Records from a collection of figures:
____

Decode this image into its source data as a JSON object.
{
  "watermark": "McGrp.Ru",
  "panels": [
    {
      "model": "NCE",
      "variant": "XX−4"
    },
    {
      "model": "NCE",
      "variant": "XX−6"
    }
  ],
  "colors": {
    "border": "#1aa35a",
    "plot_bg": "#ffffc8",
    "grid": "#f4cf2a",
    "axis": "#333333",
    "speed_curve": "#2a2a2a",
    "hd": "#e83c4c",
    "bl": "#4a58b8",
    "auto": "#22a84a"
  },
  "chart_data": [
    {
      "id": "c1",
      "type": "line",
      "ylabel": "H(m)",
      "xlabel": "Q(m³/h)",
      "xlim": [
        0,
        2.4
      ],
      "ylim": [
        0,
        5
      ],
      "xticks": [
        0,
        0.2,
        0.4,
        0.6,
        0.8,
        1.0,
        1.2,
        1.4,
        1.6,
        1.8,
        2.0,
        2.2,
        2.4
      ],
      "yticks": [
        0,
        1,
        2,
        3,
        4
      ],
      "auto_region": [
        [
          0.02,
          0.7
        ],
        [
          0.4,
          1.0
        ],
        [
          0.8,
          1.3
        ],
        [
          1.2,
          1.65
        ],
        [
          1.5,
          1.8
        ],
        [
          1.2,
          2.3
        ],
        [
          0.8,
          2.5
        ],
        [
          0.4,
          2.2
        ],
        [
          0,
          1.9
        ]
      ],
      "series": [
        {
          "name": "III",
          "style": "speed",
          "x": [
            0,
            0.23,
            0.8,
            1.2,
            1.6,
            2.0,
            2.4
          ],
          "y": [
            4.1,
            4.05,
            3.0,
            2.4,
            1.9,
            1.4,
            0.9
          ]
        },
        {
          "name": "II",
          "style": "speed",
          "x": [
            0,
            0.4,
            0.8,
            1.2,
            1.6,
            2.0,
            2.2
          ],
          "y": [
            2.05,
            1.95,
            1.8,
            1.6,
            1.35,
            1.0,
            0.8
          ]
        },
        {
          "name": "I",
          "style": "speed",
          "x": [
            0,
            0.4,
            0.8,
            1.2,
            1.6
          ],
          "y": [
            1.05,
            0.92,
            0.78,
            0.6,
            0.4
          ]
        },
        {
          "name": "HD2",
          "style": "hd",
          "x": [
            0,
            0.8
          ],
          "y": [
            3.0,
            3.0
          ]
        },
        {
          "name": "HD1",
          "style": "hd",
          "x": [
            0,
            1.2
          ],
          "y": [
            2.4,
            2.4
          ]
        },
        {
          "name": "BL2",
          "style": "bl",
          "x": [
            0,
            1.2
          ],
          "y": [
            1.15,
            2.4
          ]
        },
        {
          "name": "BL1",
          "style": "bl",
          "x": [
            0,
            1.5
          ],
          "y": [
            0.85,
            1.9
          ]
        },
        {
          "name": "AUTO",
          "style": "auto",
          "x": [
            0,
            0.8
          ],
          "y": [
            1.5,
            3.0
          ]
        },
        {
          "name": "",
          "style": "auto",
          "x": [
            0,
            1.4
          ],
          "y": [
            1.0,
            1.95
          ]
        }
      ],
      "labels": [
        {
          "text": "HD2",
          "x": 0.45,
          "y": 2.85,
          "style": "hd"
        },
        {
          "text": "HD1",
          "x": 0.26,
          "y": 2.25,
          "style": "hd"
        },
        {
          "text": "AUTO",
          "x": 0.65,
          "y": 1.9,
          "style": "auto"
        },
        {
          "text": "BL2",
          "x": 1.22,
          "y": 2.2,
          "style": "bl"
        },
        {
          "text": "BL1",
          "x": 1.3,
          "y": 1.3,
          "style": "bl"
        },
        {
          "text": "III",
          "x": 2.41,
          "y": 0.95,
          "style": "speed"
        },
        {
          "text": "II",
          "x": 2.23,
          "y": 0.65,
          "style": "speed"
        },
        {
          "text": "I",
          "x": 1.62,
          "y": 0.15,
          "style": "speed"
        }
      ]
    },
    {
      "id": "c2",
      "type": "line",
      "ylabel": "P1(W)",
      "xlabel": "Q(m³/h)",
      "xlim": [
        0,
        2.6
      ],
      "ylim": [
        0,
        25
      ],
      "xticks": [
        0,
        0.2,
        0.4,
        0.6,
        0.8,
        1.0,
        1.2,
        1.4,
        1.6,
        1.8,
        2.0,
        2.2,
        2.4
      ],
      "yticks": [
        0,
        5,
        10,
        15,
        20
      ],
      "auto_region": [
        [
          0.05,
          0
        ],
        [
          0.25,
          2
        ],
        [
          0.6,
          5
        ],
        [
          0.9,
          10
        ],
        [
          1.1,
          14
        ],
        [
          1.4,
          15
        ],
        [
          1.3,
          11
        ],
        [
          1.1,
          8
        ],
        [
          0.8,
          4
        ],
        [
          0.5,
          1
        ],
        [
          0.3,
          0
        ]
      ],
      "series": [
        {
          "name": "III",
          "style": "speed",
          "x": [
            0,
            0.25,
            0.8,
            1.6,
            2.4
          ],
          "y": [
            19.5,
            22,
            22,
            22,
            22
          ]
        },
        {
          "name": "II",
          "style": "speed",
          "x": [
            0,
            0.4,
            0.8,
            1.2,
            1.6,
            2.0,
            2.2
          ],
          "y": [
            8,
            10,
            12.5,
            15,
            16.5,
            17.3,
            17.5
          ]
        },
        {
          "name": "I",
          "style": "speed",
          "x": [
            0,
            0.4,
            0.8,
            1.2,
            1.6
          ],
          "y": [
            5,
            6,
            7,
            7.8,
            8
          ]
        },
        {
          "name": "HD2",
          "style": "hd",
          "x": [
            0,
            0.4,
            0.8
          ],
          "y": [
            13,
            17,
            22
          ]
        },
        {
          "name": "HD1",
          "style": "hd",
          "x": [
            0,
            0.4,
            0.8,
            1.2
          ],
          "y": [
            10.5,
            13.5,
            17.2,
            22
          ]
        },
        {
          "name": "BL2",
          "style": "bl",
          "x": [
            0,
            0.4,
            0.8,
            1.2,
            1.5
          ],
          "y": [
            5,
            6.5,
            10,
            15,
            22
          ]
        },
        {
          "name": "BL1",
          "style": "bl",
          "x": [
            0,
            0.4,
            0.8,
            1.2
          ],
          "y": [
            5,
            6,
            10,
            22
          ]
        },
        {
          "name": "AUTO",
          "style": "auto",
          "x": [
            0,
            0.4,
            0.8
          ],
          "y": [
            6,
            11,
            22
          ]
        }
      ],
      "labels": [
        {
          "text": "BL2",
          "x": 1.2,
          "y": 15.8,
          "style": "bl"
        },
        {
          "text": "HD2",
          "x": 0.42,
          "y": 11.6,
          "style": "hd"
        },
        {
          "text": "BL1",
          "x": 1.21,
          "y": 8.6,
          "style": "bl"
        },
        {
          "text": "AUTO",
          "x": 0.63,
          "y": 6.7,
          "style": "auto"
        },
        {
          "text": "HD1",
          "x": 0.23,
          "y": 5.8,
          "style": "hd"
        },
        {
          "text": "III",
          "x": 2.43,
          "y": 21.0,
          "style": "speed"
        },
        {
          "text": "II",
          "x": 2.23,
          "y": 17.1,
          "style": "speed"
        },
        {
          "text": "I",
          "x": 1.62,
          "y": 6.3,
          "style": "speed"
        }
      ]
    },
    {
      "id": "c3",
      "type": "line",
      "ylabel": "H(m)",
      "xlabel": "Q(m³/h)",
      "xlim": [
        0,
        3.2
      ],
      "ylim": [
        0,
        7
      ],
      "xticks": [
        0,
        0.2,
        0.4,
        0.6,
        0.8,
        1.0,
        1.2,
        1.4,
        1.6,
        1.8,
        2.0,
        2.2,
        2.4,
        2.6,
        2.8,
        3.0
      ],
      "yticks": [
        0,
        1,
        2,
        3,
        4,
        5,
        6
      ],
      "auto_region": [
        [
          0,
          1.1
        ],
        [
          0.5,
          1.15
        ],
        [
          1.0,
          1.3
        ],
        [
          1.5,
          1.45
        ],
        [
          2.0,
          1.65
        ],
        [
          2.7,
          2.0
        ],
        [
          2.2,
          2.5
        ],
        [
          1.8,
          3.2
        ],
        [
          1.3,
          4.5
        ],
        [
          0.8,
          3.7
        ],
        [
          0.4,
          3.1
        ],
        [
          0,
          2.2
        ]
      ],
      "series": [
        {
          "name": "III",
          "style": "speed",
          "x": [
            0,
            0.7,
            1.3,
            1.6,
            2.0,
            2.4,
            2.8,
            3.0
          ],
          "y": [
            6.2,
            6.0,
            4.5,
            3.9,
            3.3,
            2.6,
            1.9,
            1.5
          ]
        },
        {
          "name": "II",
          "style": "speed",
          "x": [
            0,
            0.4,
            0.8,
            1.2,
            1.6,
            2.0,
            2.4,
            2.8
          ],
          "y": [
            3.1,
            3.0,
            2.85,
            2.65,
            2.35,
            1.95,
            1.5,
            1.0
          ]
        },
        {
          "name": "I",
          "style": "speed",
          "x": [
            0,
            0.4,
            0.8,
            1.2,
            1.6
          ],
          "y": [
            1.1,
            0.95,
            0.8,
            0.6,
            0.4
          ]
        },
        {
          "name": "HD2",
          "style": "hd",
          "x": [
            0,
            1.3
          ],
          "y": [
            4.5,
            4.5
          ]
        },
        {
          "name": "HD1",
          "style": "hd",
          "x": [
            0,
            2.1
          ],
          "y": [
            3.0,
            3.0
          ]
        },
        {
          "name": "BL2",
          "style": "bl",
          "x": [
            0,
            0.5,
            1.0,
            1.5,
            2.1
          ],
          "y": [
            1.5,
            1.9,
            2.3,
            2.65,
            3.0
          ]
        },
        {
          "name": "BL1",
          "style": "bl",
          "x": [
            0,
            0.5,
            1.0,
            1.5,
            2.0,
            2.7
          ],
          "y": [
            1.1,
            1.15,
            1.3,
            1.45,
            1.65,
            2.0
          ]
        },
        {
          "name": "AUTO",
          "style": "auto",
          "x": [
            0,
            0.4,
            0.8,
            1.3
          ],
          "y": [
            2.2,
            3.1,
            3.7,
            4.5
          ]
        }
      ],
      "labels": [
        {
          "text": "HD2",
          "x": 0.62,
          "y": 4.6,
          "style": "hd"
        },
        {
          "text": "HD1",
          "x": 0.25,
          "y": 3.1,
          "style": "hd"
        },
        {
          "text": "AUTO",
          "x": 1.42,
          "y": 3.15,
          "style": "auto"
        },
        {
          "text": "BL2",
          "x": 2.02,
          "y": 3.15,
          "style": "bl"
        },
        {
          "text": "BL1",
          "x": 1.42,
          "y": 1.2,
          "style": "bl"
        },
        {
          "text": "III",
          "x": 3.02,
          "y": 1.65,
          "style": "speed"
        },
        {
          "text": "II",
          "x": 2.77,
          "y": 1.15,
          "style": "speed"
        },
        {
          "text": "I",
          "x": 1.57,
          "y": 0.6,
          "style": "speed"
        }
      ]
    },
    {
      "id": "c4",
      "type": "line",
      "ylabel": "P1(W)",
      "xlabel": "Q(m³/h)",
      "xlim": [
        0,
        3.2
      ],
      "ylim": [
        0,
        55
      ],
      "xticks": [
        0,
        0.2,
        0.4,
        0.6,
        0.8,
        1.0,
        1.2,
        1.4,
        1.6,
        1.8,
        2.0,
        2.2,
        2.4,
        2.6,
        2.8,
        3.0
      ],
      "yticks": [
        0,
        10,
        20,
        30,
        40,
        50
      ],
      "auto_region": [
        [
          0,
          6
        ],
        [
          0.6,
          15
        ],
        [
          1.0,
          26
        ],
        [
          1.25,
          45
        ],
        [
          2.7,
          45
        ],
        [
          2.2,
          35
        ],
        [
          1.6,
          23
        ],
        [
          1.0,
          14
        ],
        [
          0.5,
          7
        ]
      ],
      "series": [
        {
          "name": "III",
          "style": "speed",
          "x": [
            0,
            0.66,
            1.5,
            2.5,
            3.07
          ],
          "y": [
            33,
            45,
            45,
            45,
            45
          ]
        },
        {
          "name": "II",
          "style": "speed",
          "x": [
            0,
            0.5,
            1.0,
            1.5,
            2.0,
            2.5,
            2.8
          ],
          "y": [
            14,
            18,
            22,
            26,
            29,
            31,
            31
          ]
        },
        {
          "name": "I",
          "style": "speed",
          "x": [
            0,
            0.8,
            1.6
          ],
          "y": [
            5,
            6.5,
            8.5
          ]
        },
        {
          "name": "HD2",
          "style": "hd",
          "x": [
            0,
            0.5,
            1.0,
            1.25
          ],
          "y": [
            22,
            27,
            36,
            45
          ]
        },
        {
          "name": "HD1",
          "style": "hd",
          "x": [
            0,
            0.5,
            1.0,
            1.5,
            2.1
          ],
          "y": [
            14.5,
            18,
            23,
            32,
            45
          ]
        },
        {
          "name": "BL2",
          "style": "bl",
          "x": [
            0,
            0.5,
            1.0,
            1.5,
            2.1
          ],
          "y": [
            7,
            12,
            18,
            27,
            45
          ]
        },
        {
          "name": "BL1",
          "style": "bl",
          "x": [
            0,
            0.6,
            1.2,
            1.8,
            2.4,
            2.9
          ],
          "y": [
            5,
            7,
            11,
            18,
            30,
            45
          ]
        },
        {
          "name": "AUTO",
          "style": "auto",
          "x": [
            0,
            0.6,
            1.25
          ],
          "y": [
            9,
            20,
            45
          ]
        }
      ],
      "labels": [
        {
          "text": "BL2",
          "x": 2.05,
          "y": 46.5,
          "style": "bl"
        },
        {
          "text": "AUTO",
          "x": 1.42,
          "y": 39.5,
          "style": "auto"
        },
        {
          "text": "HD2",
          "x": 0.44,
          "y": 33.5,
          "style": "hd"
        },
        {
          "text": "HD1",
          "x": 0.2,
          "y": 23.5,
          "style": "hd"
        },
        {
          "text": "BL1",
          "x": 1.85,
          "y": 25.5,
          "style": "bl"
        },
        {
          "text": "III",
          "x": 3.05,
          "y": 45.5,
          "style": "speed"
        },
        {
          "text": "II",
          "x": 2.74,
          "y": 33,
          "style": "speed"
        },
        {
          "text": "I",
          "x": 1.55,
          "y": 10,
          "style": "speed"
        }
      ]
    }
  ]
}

____

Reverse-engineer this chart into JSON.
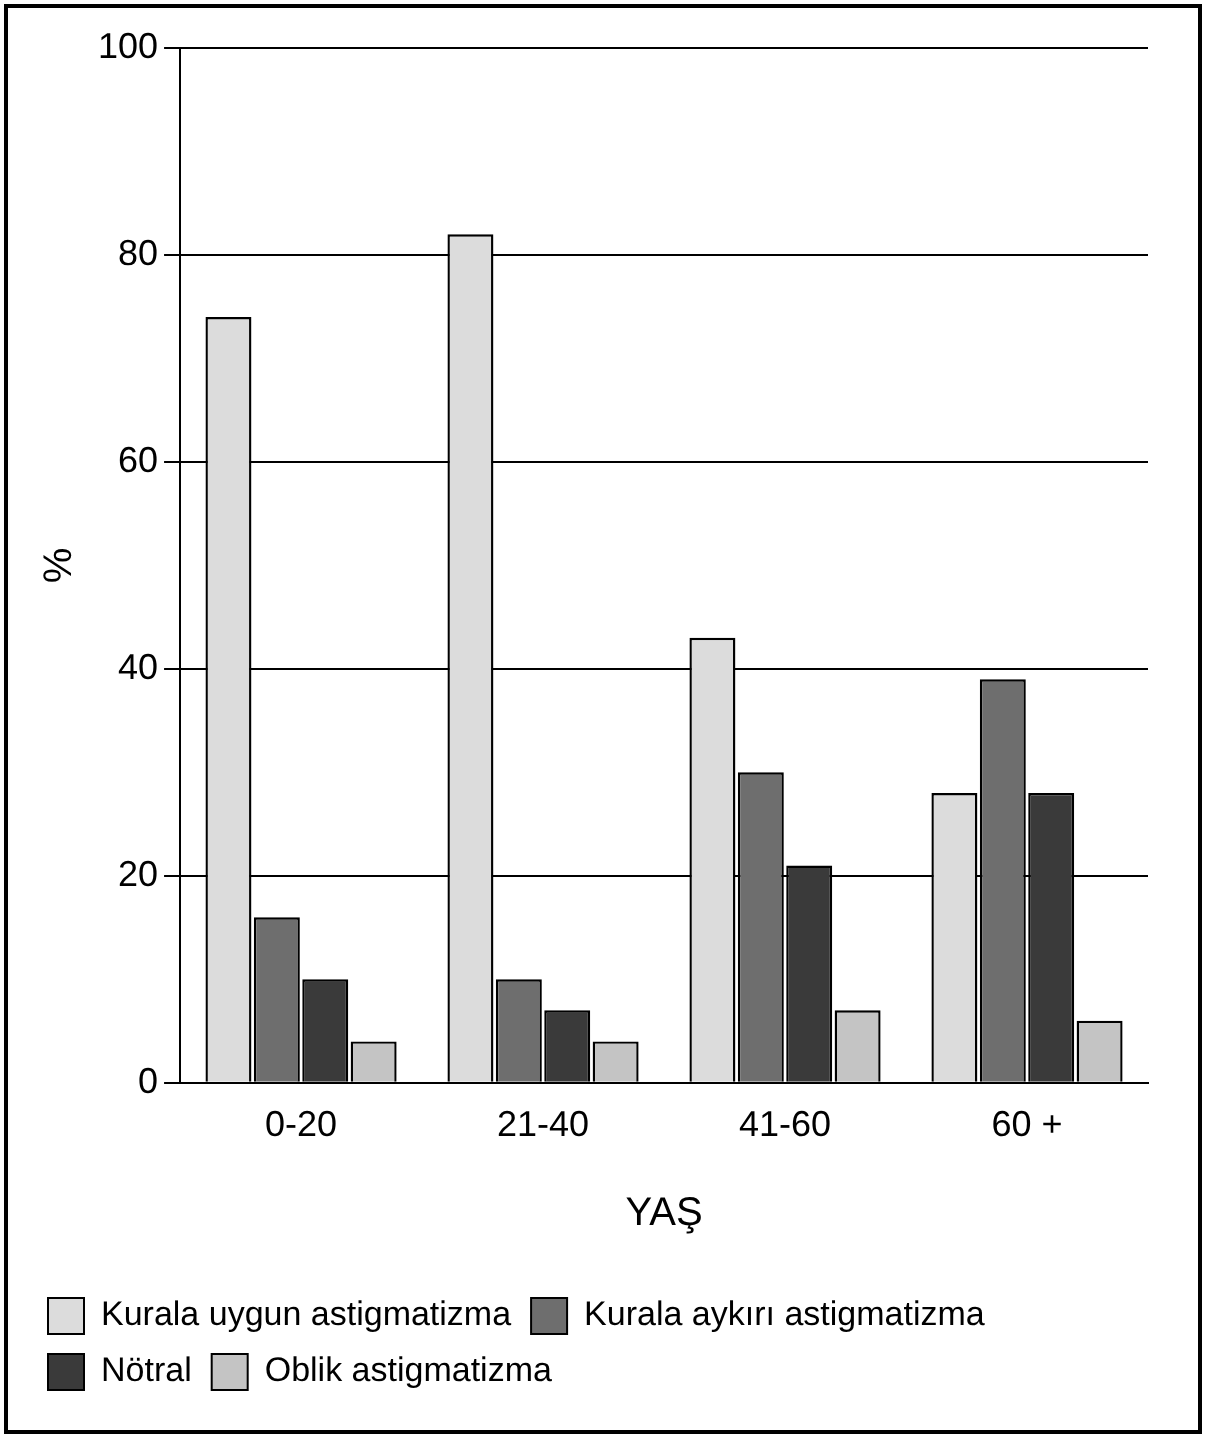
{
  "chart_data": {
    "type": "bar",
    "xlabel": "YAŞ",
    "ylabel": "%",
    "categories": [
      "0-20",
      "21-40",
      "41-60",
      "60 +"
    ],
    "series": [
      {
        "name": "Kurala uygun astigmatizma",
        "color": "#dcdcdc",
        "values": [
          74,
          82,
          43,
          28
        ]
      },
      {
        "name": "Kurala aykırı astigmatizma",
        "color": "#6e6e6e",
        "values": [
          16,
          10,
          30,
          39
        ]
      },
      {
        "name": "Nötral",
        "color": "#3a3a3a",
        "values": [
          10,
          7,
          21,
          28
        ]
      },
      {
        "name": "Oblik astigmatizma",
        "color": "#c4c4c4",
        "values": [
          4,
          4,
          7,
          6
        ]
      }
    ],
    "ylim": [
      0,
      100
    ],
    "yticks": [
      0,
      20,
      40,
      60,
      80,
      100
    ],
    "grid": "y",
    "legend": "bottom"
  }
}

____

YOUR INSTRUCTIONS:
Copy down every line of the entries containing the word "Kurala".

EXERCISE RESPONSE:
        "name": "Kurala uygun astigmatizma",
        "name": "Kurala aykırı astigmatizma",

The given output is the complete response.